● WRITTEN EXERCISE: Count every line in the entries that follow where the word "pattern" appears, then state only the total.
==================================================
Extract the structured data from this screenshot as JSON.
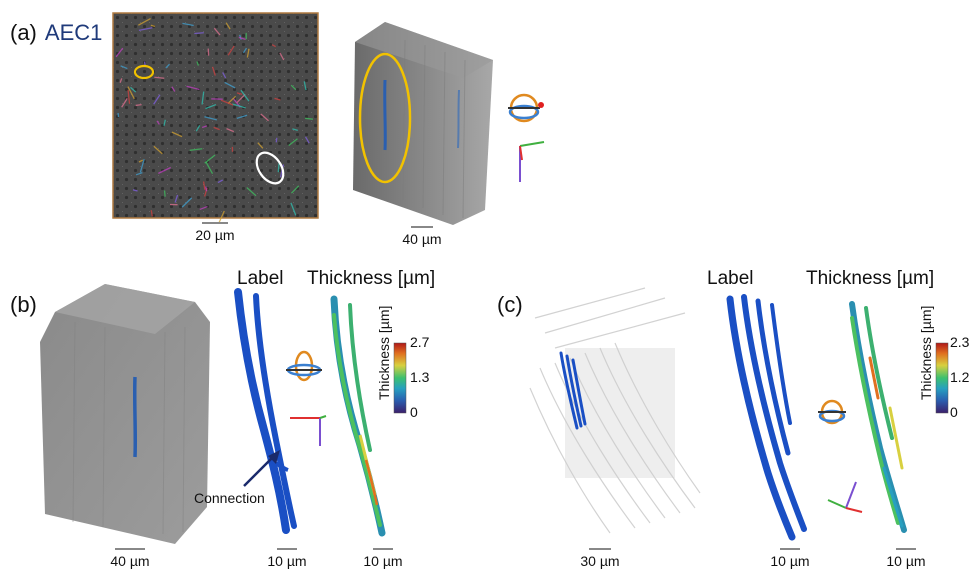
{
  "panels": {
    "a": {
      "label": "(a)",
      "sample_name": "AEC1",
      "scale_micrograph": "20 µm",
      "scale_volume": "40 µm"
    },
    "b": {
      "label": "(b)",
      "heading_label": "Label",
      "heading_thickness": "Thickness [µm]",
      "scale_volume": "40 µm",
      "scale_label": "10 µm",
      "scale_thickness": "10 µm",
      "annotation": "Connection",
      "colorbar": {
        "title": "Thickness [µm]",
        "ticks": [
          "2.7",
          "1.3",
          "0"
        ],
        "max": 2.7,
        "min": 0
      }
    },
    "c": {
      "label": "(c)",
      "heading_label": "Label",
      "heading_thickness": "Thickness [µm]",
      "scale_volume": "30 µm",
      "scale_label": "10 µm",
      "scale_thickness": "10 µm",
      "colorbar": {
        "title": "Thickness [µm]",
        "ticks": [
          "2.3",
          "1.2",
          "0"
        ],
        "max": 2.3,
        "min": 0
      }
    }
  },
  "colors": {
    "highlight_yellow": "#f2c200",
    "highlight_white": "#ffffff",
    "label_blue": "#1a4fc4",
    "sample_name": "#1f3a7a",
    "colormap": [
      "#3b1f6b",
      "#2a5fb0",
      "#27a0c0",
      "#3cc070",
      "#d8d040",
      "#e07020",
      "#b01818"
    ]
  },
  "icons": [
    "orientation-gizmo-icon",
    "axis-triad-icon",
    "arrow-icon"
  ]
}
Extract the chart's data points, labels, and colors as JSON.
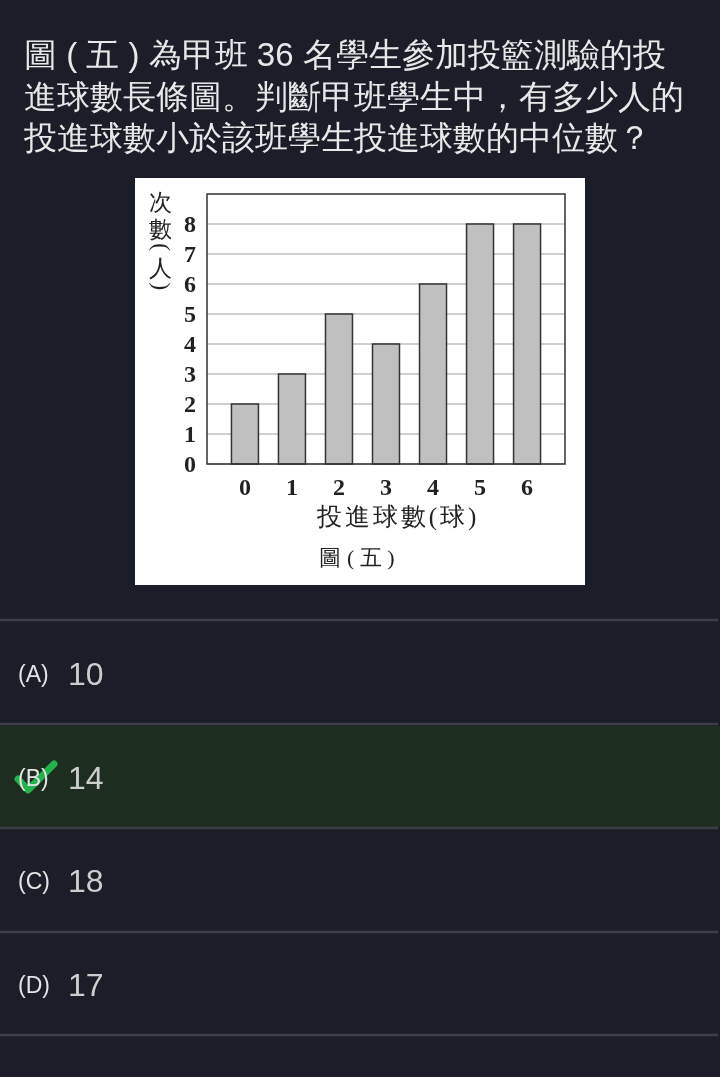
{
  "chart_data": {
    "type": "bar",
    "title": "圖 ( 五 ) 為甲班 36 名學生參加投籃測驗的投進球數長條圖。判斷甲班學生中，有多少人的投進球數小於該班學生投進球數的中位數？",
    "xlabel": "投進球數(球)",
    "ylabel": "次數(人)",
    "categories": [
      "0",
      "1",
      "2",
      "3",
      "4",
      "5",
      "6"
    ],
    "values": [
      2,
      3,
      5,
      4,
      6,
      8,
      8
    ],
    "color": "#c0c0c0",
    "ylim": [
      0,
      9
    ],
    "yticks": [
      0,
      1,
      2,
      3,
      4,
      5,
      6,
      7,
      8
    ],
    "grid": "y",
    "annotations": [
      "圖 ( 五 )",
      "(A) 10",
      "(B) 14",
      "(C) 18",
      "(D) 17"
    ]
  }
}
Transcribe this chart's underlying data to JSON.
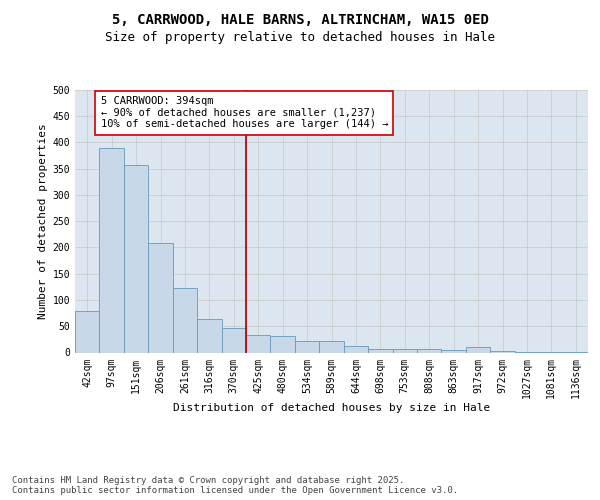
{
  "title_line1": "5, CARRWOOD, HALE BARNS, ALTRINCHAM, WA15 0ED",
  "title_line2": "Size of property relative to detached houses in Hale",
  "xlabel": "Distribution of detached houses by size in Hale",
  "ylabel": "Number of detached properties",
  "categories": [
    "42sqm",
    "97sqm",
    "151sqm",
    "206sqm",
    "261sqm",
    "316sqm",
    "370sqm",
    "425sqm",
    "480sqm",
    "534sqm",
    "589sqm",
    "644sqm",
    "698sqm",
    "753sqm",
    "808sqm",
    "863sqm",
    "917sqm",
    "972sqm",
    "1027sqm",
    "1081sqm",
    "1136sqm"
  ],
  "values": [
    80,
    390,
    357,
    208,
    123,
    63,
    46,
    33,
    32,
    21,
    21,
    12,
    7,
    7,
    7,
    5,
    10,
    3,
    1,
    1,
    1
  ],
  "bar_color": "#c8d8e8",
  "bar_edge_color": "#6699bb",
  "vline_color": "#cc0000",
  "annotation_text": "5 CARRWOOD: 394sqm\n← 90% of detached houses are smaller (1,237)\n10% of semi-detached houses are larger (144) →",
  "annotation_box_color": "#ffffff",
  "annotation_box_edge": "#cc0000",
  "ylim": [
    0,
    500
  ],
  "yticks": [
    0,
    50,
    100,
    150,
    200,
    250,
    300,
    350,
    400,
    450,
    500
  ],
  "grid_color": "#cccccc",
  "bg_color": "#dce6f0",
  "footer": "Contains HM Land Registry data © Crown copyright and database right 2025.\nContains public sector information licensed under the Open Government Licence v3.0.",
  "title_fontsize": 10,
  "subtitle_fontsize": 9,
  "axis_label_fontsize": 8,
  "tick_fontsize": 7,
  "annotation_fontsize": 7.5,
  "footer_fontsize": 6.5
}
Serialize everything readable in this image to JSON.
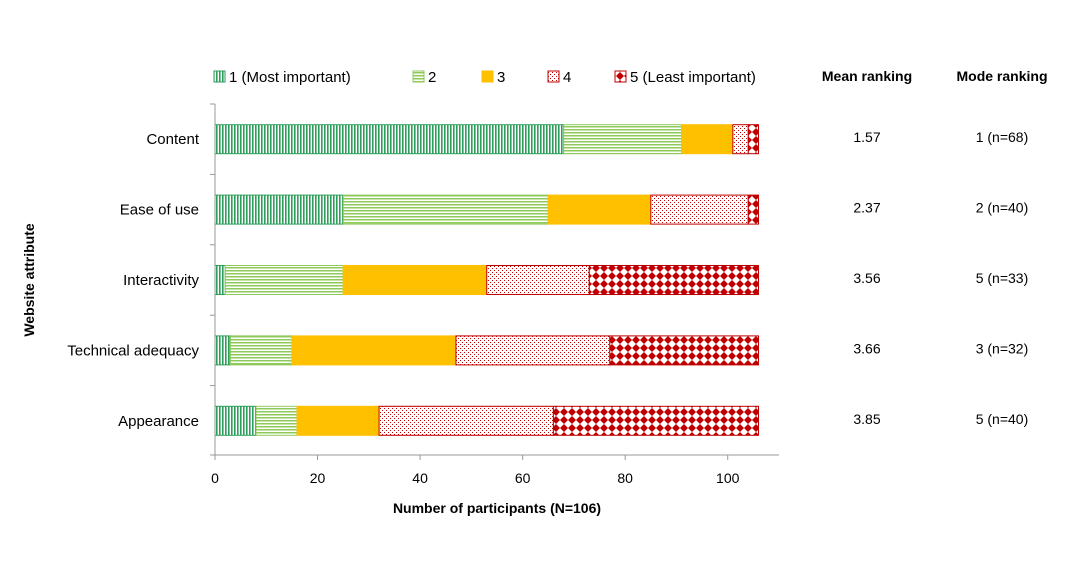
{
  "chart_data": {
    "type": "bar",
    "orientation": "horizontal",
    "stacked": true,
    "categories": [
      "Content",
      "Ease of use",
      "Interactivity",
      "Technical adequacy",
      "Appearance"
    ],
    "series": [
      {
        "name": "1 (Most important)",
        "values": [
          68,
          25,
          2,
          3,
          8
        ],
        "color": "#2e9e5b",
        "pattern": "vertical-lines"
      },
      {
        "name": "2",
        "values": [
          23,
          40,
          23,
          12,
          8
        ],
        "color": "#8fc95b",
        "pattern": "horizontal-lines"
      },
      {
        "name": "3",
        "values": [
          10,
          20,
          28,
          32,
          16
        ],
        "color": "#ffc000",
        "pattern": "solid"
      },
      {
        "name": "4",
        "values": [
          3,
          19,
          20,
          30,
          34
        ],
        "color": "#c00000",
        "pattern": "dots"
      },
      {
        "name": "5 (Least important)",
        "values": [
          2,
          2,
          33,
          29,
          40
        ],
        "color": "#c00000",
        "pattern": "diamonds"
      }
    ],
    "xlabel": "Number of participants (N=106)",
    "ylabel": "Website attribute",
    "xlim": [
      0,
      110
    ],
    "xticks": [
      0,
      20,
      40,
      60,
      80,
      100
    ],
    "grid": false,
    "legend_position": "top",
    "table": {
      "columns": [
        "Mean ranking",
        "Mode ranking"
      ],
      "rows": [
        [
          "1.57",
          "1 (n=68)"
        ],
        [
          "2.37",
          "2 (n=40)"
        ],
        [
          "3.56",
          "5 (n=33)"
        ],
        [
          "3.66",
          "3 (n=32)"
        ],
        [
          "3.85",
          "5 (n=40)"
        ]
      ]
    }
  }
}
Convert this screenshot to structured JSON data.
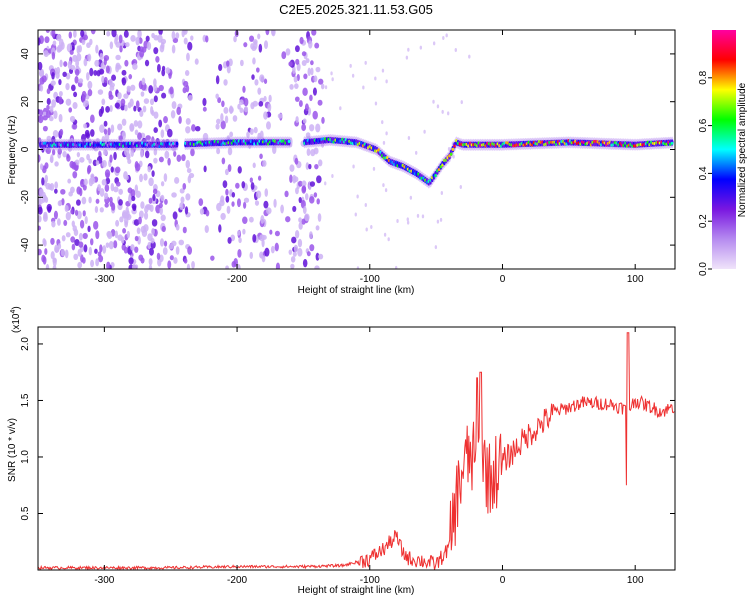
{
  "title": "C2E5.2025.321.11.53.G05",
  "chart_data": [
    {
      "type": "heatmap",
      "xlabel": "Height of straight line (km)",
      "ylabel": "Frequency (Hz)",
      "xlim": [
        -350,
        130
      ],
      "ylim": [
        -50,
        50
      ],
      "xticks": [
        -300,
        -200,
        -100,
        0,
        100
      ],
      "yticks": [
        -40,
        -20,
        0,
        20,
        40
      ],
      "colorbar": {
        "label": "Normalized spectral amplitude",
        "range": [
          0,
          1
        ],
        "ticks": [
          "0.0",
          "0.2",
          "0.4",
          "0.6",
          "0.8"
        ],
        "tick_values": [
          0,
          0.2,
          0.4,
          0.6,
          0.8
        ],
        "colors": [
          "#f0e4fa",
          "#b58bf0",
          "#7a17e0",
          "#0000ff",
          "#00ffff",
          "#00ff00",
          "#ffff00",
          "#ff0000",
          "#ff00a0"
        ]
      },
      "ridge": {
        "x": [
          -350,
          -300,
          -250,
          -200,
          -150,
          -130,
          -110,
          -95,
          -85,
          -75,
          -65,
          -60,
          -55,
          -50,
          -45,
          -40,
          -35,
          -30,
          -20,
          0,
          50,
          100,
          130
        ],
        "y": [
          2,
          2,
          2,
          3,
          3,
          4,
          3,
          0,
          -5,
          -7,
          -10,
          -12,
          -14,
          -10,
          -6,
          -3,
          3,
          2,
          2,
          2,
          3,
          2,
          3
        ]
      }
    },
    {
      "type": "line",
      "xlabel": "Height of straight line (km)",
      "ylabel": "SNR (10 * v/v)",
      "y_exponent": "(x10",
      "y_exponent_power": "4",
      "y_exponent_close": ")",
      "xlim": [
        -350,
        130
      ],
      "ylim": [
        0,
        2.15
      ],
      "xticks": [
        -300,
        -200,
        -100,
        0,
        100
      ],
      "yticks": [
        0.5,
        1.0,
        1.5,
        2.0
      ],
      "ytick_labels": [
        "0.5",
        "1.0",
        "1.5",
        "2.0"
      ],
      "line_color": "#ee3030",
      "series": [
        {
          "x": [
            -350,
            -300,
            -250,
            -200,
            -150,
            -120,
            -100,
            -90,
            -80,
            -75,
            -70,
            -60,
            -50,
            -40,
            -35,
            -30,
            -25,
            -20,
            -15,
            -10,
            0,
            20,
            40,
            60,
            80,
            95,
            100,
            110,
            120,
            130
          ],
          "y": [
            0.02,
            0.02,
            0.02,
            0.03,
            0.03,
            0.04,
            0.1,
            0.18,
            0.3,
            0.15,
            0.1,
            0.08,
            0.05,
            0.2,
            0.6,
            0.9,
            1.0,
            0.95,
            1.0,
            0.8,
            0.95,
            1.2,
            1.4,
            1.48,
            1.47,
            1.42,
            1.5,
            1.45,
            1.4,
            1.45
          ]
        }
      ]
    }
  ]
}
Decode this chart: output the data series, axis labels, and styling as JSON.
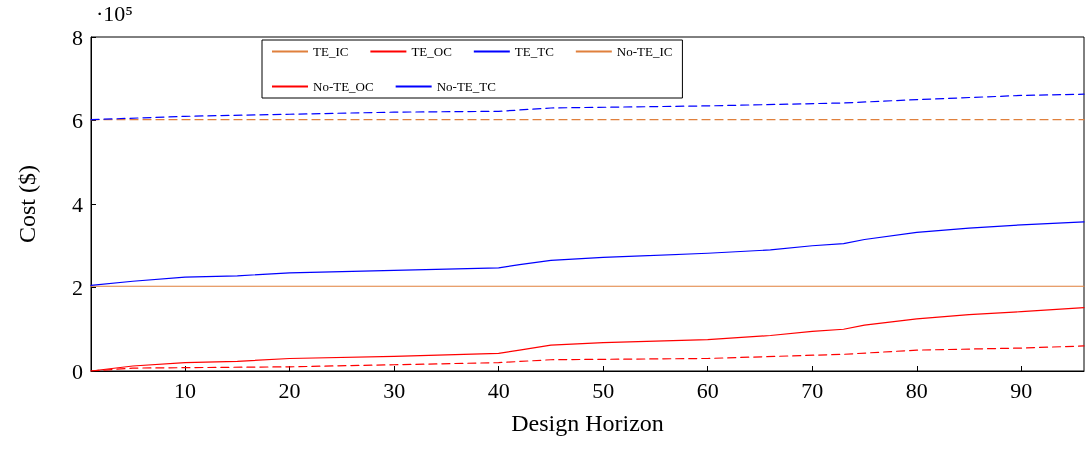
{
  "chart_data": {
    "type": "line",
    "xlabel": "Design Horizon",
    "ylabel": "Cost ($)",
    "annotations": [
      "·10⁵"
    ],
    "xlim": [
      1,
      96
    ],
    "xticks": [
      10,
      20,
      30,
      40,
      50,
      60,
      70,
      80,
      90
    ],
    "ylim": [
      0,
      8
    ],
    "yticks": [
      0,
      2,
      4,
      6,
      8
    ],
    "grid": false,
    "legend": "top left",
    "marker": "none",
    "series": [
      {
        "name": "TE_IC",
        "color": "#e0803c",
        "line_style": "solid",
        "x": [
          1,
          96
        ],
        "values": [
          2.03,
          2.03
        ]
      },
      {
        "name": "TE_OC",
        "color": "#ff0000",
        "line_style": "solid",
        "x": [
          1,
          5,
          10,
          15,
          20,
          30,
          40,
          42,
          45,
          50,
          60,
          66,
          70,
          73,
          75,
          80,
          85,
          90,
          96
        ],
        "values": [
          0,
          0.12,
          0.2,
          0.23,
          0.3,
          0.35,
          0.42,
          0.5,
          0.62,
          0.68,
          0.75,
          0.85,
          0.95,
          1.0,
          1.1,
          1.25,
          1.35,
          1.42,
          1.52
        ]
      },
      {
        "name": "TE_TC",
        "color": "#0000ff",
        "line_style": "solid",
        "x": [
          1,
          5,
          10,
          15,
          20,
          30,
          40,
          42,
          45,
          50,
          60,
          66,
          70,
          73,
          75,
          80,
          85,
          90,
          96
        ],
        "values": [
          2.05,
          2.15,
          2.25,
          2.28,
          2.35,
          2.41,
          2.47,
          2.55,
          2.65,
          2.72,
          2.82,
          2.9,
          3.0,
          3.05,
          3.15,
          3.32,
          3.42,
          3.5,
          3.57
        ]
      },
      {
        "name": "No-TE_IC",
        "color": "#e0803c",
        "line_style": "dashed",
        "x": [
          1,
          96
        ],
        "values": [
          6.02,
          6.02
        ]
      },
      {
        "name": "No-TE_OC",
        "color": "#ff0000",
        "line_style": "dashed",
        "x": [
          1,
          5,
          20,
          30,
          40,
          45,
          60,
          73,
          80,
          90,
          96
        ],
        "values": [
          0,
          0.07,
          0.1,
          0.15,
          0.2,
          0.27,
          0.3,
          0.4,
          0.5,
          0.55,
          0.6
        ]
      },
      {
        "name": "No-TE_TC",
        "color": "#0000ff",
        "line_style": "dashed",
        "x": [
          1,
          10,
          20,
          30,
          40,
          45,
          60,
          73,
          80,
          90,
          96
        ],
        "values": [
          6.02,
          6.1,
          6.15,
          6.2,
          6.22,
          6.3,
          6.35,
          6.42,
          6.5,
          6.6,
          6.63
        ]
      }
    ]
  }
}
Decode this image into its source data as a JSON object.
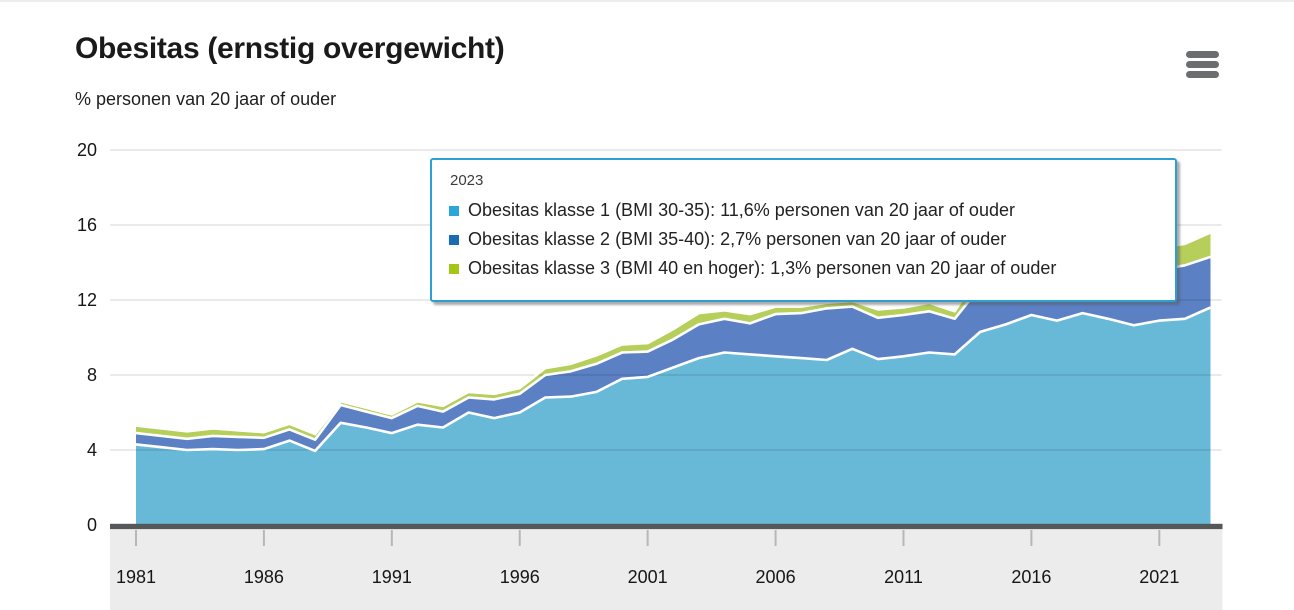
{
  "header": {
    "title": "Obesitas (ernstig overgewicht)",
    "subtitle": "% personen van 20 jaar of ouder"
  },
  "menu": {
    "icon": "hamburger-menu-icon"
  },
  "tooltip": {
    "year": "2023",
    "rows": [
      {
        "label": "Obesitas klasse 1 (BMI 30-35): 11,6% personen van 20 jaar of ouder",
        "marker_color": "#2ba6d9"
      },
      {
        "label": "Obesitas klasse 2 (BMI 35-40): 2,7% personen van 20 jaar of ouder",
        "marker_color": "#1a6bb5"
      },
      {
        "label": "Obesitas klasse 3 (BMI 40 en hoger): 1,3% personen van 20 jaar of ouder",
        "marker_color": "#a4c614"
      }
    ],
    "border_color": "#2d9fd3"
  },
  "chart_data": {
    "type": "area",
    "stacked": true,
    "title": "Obesitas (ernstig overgewicht)",
    "ylabel": "% personen van 20 jaar of ouder",
    "ylim": [
      0,
      20
    ],
    "y_ticks": [
      0,
      4,
      8,
      12,
      16,
      20
    ],
    "x_ticks": [
      1981,
      1986,
      1991,
      1996,
      2001,
      2006,
      2011,
      2016,
      2021
    ],
    "grid": true,
    "legend_position": "tooltip",
    "x": [
      1981,
      1982,
      1983,
      1984,
      1985,
      1986,
      1987,
      1988,
      1989,
      1990,
      1991,
      1992,
      1993,
      1994,
      1995,
      1996,
      1997,
      1998,
      1999,
      2000,
      2001,
      2002,
      2003,
      2004,
      2005,
      2006,
      2007,
      2008,
      2009,
      2010,
      2011,
      2012,
      2013,
      2014,
      2015,
      2016,
      2017,
      2018,
      2019,
      2020,
      2021,
      2022,
      2023
    ],
    "series": [
      {
        "name": "Obesitas klasse 1 (BMI 30-35)",
        "color": "#68b9d8",
        "marker_color": "#2ba6d9",
        "values": [
          4.3,
          4.15,
          4.0,
          4.05,
          4.0,
          4.05,
          4.5,
          3.95,
          5.45,
          5.2,
          4.9,
          5.35,
          5.2,
          6.0,
          5.7,
          6.0,
          6.8,
          6.85,
          7.1,
          7.8,
          7.9,
          8.4,
          8.9,
          9.2,
          9.1,
          9.0,
          8.9,
          8.8,
          9.4,
          8.85,
          9.0,
          9.2,
          9.1,
          10.3,
          10.7,
          11.2,
          10.9,
          11.3,
          11.0,
          10.65,
          10.9,
          11.0,
          11.6
        ]
      },
      {
        "name": "Obesitas klasse 2 (BMI 35-40)",
        "color": "#5b80c4",
        "marker_color": "#1a6bb5",
        "values": [
          0.6,
          0.6,
          0.6,
          0.7,
          0.7,
          0.6,
          0.6,
          0.6,
          0.95,
          0.85,
          0.8,
          1.0,
          0.85,
          0.8,
          1.0,
          1.0,
          1.2,
          1.35,
          1.5,
          1.4,
          1.35,
          1.5,
          1.8,
          1.8,
          1.65,
          2.25,
          2.4,
          2.75,
          2.25,
          2.2,
          2.2,
          2.2,
          1.9,
          2.4,
          2.3,
          2.5,
          2.5,
          2.5,
          2.6,
          2.6,
          2.7,
          2.85,
          2.7
        ]
      },
      {
        "name": "Obesitas klasse 3 (BMI 40 en hoger)",
        "color": "#b6ce5a",
        "marker_color": "#a4c614",
        "values": [
          0.4,
          0.4,
          0.4,
          0.4,
          0.35,
          0.3,
          0.3,
          0.3,
          0.2,
          0.2,
          0.2,
          0.25,
          0.3,
          0.3,
          0.3,
          0.3,
          0.37,
          0.4,
          0.45,
          0.43,
          0.45,
          0.55,
          0.6,
          0.45,
          0.5,
          0.4,
          0.35,
          0.3,
          0.3,
          0.45,
          0.4,
          0.45,
          0.4,
          0.8,
          0.9,
          1.0,
          0.9,
          1.0,
          1.1,
          1.1,
          1.2,
          1.15,
          1.3
        ]
      }
    ]
  },
  "colors": {
    "title": "#1a1a1a",
    "boundary": "#ffffff",
    "grid": "rgba(0,0,0,0.17)",
    "baseline": "#54585a",
    "axis_band": "#ececec",
    "tick": "#b7b7b7",
    "axis_label": "#161616",
    "menu_icon": "#6b6e70"
  }
}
==================================================
● TASK RESPONSE: 5